- **Tarea escrita A**
Copia los registros desde su comienzo hasta la línea con "year-marker-icon[interactable] [375,56,385,68]", incluida, y cambia "candle-body" por "real-body" sin alterar nada más.

- **Sección del documento**
────
Al igual que, pese a estar a años luz del consenso imprescindible, nadie pone en duda ya que la Constitución Española necesita una profunda puesta al día, personalmente sigo sin entender a cuento de qué las Cortes de Castilla y León se han empeñado en revisar de nuevo el Estatuto de Autonomía.
Plantear un proceso legislativo de este alcance -que requiere en primera instancia la mayoría cualificada de los dos tercios (56 procuradores) del Parlamento Autonómico y la posterior aprobación tanto del Congreso como del Senado- resulta de entrada completamente intempestivo en tanto no se despeje la actual situación política nacional. Pero más allá de esta inoportunidad, la cuestión previa y fundamental es otra: ¿Qué necesidad tan perentoria existe de reformar de nuevo el Estatuto de Castilla y León?
────
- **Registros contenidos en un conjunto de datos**

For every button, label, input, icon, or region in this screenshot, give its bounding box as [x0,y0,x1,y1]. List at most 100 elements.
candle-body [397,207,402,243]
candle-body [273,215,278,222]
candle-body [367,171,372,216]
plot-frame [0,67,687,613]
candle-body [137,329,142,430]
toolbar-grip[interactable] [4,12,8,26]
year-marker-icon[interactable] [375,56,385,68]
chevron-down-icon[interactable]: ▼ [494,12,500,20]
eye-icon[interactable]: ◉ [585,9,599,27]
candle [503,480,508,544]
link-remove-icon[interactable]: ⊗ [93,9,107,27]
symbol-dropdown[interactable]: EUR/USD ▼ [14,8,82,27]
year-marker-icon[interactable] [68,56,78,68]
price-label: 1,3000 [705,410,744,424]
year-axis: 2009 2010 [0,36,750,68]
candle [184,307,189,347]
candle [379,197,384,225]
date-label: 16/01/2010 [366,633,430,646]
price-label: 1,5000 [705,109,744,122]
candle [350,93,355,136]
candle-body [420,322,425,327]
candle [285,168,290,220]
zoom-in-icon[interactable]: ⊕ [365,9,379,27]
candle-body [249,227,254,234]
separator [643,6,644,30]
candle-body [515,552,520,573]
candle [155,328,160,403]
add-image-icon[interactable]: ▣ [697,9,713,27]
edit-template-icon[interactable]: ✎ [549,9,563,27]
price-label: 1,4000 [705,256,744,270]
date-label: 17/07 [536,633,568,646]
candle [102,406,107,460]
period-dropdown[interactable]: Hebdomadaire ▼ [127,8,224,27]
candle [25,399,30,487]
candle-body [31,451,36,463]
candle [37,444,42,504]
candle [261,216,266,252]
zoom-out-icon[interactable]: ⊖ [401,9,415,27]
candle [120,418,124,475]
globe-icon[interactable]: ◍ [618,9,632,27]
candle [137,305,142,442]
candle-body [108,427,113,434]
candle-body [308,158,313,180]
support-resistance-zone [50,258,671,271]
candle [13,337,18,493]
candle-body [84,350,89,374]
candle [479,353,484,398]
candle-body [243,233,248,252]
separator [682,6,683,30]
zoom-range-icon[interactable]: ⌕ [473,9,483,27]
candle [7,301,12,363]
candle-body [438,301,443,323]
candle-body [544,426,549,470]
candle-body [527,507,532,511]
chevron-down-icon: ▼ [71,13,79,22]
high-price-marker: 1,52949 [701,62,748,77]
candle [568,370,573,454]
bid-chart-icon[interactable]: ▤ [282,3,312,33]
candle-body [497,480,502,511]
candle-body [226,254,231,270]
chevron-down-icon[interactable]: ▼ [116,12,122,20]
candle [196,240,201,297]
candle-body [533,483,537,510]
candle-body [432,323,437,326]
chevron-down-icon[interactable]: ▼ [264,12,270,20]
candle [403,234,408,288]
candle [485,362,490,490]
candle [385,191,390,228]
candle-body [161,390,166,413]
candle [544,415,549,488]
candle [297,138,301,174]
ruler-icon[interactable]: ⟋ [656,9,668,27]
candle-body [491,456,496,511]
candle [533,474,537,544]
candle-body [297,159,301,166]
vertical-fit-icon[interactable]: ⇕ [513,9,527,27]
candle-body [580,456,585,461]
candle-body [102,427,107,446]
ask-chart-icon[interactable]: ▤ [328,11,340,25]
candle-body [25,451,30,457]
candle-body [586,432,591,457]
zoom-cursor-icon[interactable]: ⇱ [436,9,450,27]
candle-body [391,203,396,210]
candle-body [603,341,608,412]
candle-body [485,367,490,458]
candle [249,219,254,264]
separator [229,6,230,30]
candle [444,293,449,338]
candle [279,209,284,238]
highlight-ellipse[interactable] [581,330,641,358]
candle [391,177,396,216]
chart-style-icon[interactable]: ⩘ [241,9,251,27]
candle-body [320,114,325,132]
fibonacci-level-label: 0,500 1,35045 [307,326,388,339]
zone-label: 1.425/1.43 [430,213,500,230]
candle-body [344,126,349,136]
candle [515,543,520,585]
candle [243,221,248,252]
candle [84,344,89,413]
────
- **Tarea escrita B**
¿Qué órganos o cámaras legislativas menciona el texto sobre la reforma del Estatuto de Castilla y León? Enuméralos todos.

- **Respuesta completa A**
For every button, label, input, icon, or region in this screenshot, give its bounding box as [x0,y0,x1,y1]. List at most 100 elements.
real-body [397,207,402,243]
real-body [273,215,278,222]
real-body [367,171,372,216]
plot-frame [0,67,687,613]
real-body [137,329,142,430]
toolbar-grip[interactable] [4,12,8,26]
year-marker-icon[interactable] [375,56,385,68]

- **Respuesta completa B**
- Las Cortes de Castilla y León
- El Parlamento Autonómico
- El Congreso
- El Senado